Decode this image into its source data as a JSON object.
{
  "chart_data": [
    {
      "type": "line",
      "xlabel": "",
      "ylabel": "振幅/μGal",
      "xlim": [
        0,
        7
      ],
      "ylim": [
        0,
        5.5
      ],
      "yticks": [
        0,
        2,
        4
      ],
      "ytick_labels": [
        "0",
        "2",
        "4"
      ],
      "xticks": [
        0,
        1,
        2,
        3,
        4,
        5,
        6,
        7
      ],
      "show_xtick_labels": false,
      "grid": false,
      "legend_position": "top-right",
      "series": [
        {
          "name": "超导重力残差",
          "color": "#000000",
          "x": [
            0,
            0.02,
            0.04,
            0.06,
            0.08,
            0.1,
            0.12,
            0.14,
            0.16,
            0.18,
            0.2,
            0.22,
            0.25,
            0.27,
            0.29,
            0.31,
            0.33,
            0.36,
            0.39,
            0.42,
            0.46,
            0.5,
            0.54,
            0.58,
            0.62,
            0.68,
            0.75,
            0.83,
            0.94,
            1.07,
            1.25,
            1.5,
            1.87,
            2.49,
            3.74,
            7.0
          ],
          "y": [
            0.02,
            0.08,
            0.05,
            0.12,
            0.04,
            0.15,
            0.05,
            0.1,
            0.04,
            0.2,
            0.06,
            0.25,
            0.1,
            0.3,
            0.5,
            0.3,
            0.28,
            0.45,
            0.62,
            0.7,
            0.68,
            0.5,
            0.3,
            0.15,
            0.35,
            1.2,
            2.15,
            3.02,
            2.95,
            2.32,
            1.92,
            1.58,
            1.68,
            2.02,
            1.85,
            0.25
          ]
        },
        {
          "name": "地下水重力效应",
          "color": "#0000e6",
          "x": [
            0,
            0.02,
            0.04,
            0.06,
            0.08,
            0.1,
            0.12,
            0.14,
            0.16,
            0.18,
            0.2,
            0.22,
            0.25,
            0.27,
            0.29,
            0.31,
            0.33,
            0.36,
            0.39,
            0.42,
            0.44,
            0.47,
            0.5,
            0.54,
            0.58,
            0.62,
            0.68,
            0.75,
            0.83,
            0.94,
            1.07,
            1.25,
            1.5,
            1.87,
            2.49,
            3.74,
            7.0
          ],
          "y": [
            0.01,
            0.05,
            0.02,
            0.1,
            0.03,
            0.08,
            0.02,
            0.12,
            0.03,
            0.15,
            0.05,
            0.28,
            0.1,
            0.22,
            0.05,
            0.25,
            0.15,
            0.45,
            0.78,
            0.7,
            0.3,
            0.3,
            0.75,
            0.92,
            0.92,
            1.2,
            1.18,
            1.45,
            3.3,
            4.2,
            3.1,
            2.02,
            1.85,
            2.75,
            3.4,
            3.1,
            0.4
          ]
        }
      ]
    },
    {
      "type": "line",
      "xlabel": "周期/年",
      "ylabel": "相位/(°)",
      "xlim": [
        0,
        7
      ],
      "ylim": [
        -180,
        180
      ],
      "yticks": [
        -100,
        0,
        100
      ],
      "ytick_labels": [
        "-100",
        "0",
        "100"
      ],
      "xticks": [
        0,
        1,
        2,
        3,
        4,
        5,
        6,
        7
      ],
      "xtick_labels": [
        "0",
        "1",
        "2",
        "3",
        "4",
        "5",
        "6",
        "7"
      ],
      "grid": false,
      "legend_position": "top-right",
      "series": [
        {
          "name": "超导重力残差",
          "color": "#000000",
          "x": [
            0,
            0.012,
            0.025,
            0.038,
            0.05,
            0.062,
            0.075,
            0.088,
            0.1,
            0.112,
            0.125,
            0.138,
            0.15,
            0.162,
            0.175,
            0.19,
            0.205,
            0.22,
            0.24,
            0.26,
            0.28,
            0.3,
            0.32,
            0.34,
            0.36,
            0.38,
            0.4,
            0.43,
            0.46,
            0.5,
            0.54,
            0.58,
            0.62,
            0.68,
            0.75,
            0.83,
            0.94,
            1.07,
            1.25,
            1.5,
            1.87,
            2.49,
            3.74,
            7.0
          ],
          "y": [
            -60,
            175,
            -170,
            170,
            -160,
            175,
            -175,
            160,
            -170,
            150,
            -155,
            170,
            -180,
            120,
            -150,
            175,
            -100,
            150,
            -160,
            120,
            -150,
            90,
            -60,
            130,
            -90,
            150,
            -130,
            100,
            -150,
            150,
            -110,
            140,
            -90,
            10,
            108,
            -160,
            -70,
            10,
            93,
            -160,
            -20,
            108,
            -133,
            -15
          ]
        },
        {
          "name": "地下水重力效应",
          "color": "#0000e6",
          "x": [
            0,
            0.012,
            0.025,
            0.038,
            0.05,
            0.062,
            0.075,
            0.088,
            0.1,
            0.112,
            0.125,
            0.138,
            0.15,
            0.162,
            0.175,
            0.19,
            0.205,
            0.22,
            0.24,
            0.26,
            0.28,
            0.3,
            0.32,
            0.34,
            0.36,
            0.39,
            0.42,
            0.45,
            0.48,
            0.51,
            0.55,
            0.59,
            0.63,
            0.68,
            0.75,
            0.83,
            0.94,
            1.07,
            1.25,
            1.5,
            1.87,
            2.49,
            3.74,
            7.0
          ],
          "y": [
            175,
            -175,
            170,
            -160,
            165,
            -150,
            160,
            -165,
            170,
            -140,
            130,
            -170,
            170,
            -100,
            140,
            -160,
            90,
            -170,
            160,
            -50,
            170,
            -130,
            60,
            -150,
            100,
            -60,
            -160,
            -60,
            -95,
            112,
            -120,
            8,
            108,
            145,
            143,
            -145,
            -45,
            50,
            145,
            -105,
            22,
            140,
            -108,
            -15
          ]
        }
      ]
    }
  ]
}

------------------------------------

Exercise prompt :: Extract the full listing above without alteration.

Solution to this task ::
Decode this image into its source data as a JSON object.
{
  "chart_data": [
    {
      "type": "line",
      "xlabel": "",
      "ylabel": "振幅/μGal",
      "xlim": [
        0,
        7
      ],
      "ylim": [
        0,
        5.5
      ],
      "yticks": [
        0,
        2,
        4
      ],
      "ytick_labels": [
        "0",
        "2",
        "4"
      ],
      "xticks": [
        0,
        1,
        2,
        3,
        4,
        5,
        6,
        7
      ],
      "show_xtick_labels": false,
      "grid": false,
      "legend_position": "top-right",
      "series": [
        {
          "name": "超导重力残差",
          "color": "#000000",
          "x": [
            0,
            0.02,
            0.04,
            0.06,
            0.08,
            0.1,
            0.12,
            0.14,
            0.16,
            0.18,
            0.2,
            0.22,
            0.25,
            0.27,
            0.29,
            0.31,
            0.33,
            0.36,
            0.39,
            0.42,
            0.46,
            0.5,
            0.54,
            0.58,
            0.62,
            0.68,
            0.75,
            0.83,
            0.94,
            1.07,
            1.25,
            1.5,
            1.87,
            2.49,
            3.74,
            7.0
          ],
          "y": [
            0.02,
            0.08,
            0.05,
            0.12,
            0.04,
            0.15,
            0.05,
            0.1,
            0.04,
            0.2,
            0.06,
            0.25,
            0.1,
            0.3,
            0.5,
            0.3,
            0.28,
            0.45,
            0.62,
            0.7,
            0.68,
            0.5,
            0.3,
            0.15,
            0.35,
            1.2,
            2.15,
            3.02,
            2.95,
            2.32,
            1.92,
            1.58,
            1.68,
            2.02,
            1.85,
            0.25
          ]
        },
        {
          "name": "地下水重力效应",
          "color": "#0000e6",
          "x": [
            0,
            0.02,
            0.04,
            0.06,
            0.08,
            0.1,
            0.12,
            0.14,
            0.16,
            0.18,
            0.2,
            0.22,
            0.25,
            0.27,
            0.29,
            0.31,
            0.33,
            0.36,
            0.39,
            0.42,
            0.44,
            0.47,
            0.5,
            0.54,
            0.58,
            0.62,
            0.68,
            0.75,
            0.83,
            0.94,
            1.07,
            1.25,
            1.5,
            1.87,
            2.49,
            3.74,
            7.0
          ],
          "y": [
            0.01,
            0.05,
            0.02,
            0.1,
            0.03,
            0.08,
            0.02,
            0.12,
            0.03,
            0.15,
            0.05,
            0.28,
            0.1,
            0.22,
            0.05,
            0.25,
            0.15,
            0.45,
            0.78,
            0.7,
            0.3,
            0.3,
            0.75,
            0.92,
            0.92,
            1.2,
            1.18,
            1.45,
            3.3,
            4.2,
            3.1,
            2.02,
            1.85,
            2.75,
            3.4,
            3.1,
            0.4
          ]
        }
      ]
    },
    {
      "type": "line",
      "xlabel": "周期/年",
      "ylabel": "相位/(°)",
      "xlim": [
        0,
        7
      ],
      "ylim": [
        -180,
        180
      ],
      "yticks": [
        -100,
        0,
        100
      ],
      "ytick_labels": [
        "-100",
        "0",
        "100"
      ],
      "xticks": [
        0,
        1,
        2,
        3,
        4,
        5,
        6,
        7
      ],
      "xtick_labels": [
        "0",
        "1",
        "2",
        "3",
        "4",
        "5",
        "6",
        "7"
      ],
      "grid": false,
      "legend_position": "top-right",
      "series": [
        {
          "name": "超导重力残差",
          "color": "#000000",
          "x": [
            0,
            0.012,
            0.025,
            0.038,
            0.05,
            0.062,
            0.075,
            0.088,
            0.1,
            0.112,
            0.125,
            0.138,
            0.15,
            0.162,
            0.175,
            0.19,
            0.205,
            0.22,
            0.24,
            0.26,
            0.28,
            0.3,
            0.32,
            0.34,
            0.36,
            0.38,
            0.4,
            0.43,
            0.46,
            0.5,
            0.54,
            0.58,
            0.62,
            0.68,
            0.75,
            0.83,
            0.94,
            1.07,
            1.25,
            1.5,
            1.87,
            2.49,
            3.74,
            7.0
          ],
          "y": [
            -60,
            175,
            -170,
            170,
            -160,
            175,
            -175,
            160,
            -170,
            150,
            -155,
            170,
            -180,
            120,
            -150,
            175,
            -100,
            150,
            -160,
            120,
            -150,
            90,
            -60,
            130,
            -90,
            150,
            -130,
            100,
            -150,
            150,
            -110,
            140,
            -90,
            10,
            108,
            -160,
            -70,
            10,
            93,
            -160,
            -20,
            108,
            -133,
            -15
          ]
        },
        {
          "name": "地下水重力效应",
          "color": "#0000e6",
          "x": [
            0,
            0.012,
            0.025,
            0.038,
            0.05,
            0.062,
            0.075,
            0.088,
            0.1,
            0.112,
            0.125,
            0.138,
            0.15,
            0.162,
            0.175,
            0.19,
            0.205,
            0.22,
            0.24,
            0.26,
            0.28,
            0.3,
            0.32,
            0.34,
            0.36,
            0.39,
            0.42,
            0.45,
            0.48,
            0.51,
            0.55,
            0.59,
            0.63,
            0.68,
            0.75,
            0.83,
            0.94,
            1.07,
            1.25,
            1.5,
            1.87,
            2.49,
            3.74,
            7.0
          ],
          "y": [
            175,
            -175,
            170,
            -160,
            165,
            -150,
            160,
            -165,
            170,
            -140,
            130,
            -170,
            170,
            -100,
            140,
            -160,
            90,
            -170,
            160,
            -50,
            170,
            -130,
            60,
            -150,
            100,
            -60,
            -160,
            -60,
            -95,
            112,
            -120,
            8,
            108,
            145,
            143,
            -145,
            -45,
            50,
            145,
            -105,
            22,
            140,
            -108,
            -15
          ]
        }
      ]
    }
  ]
}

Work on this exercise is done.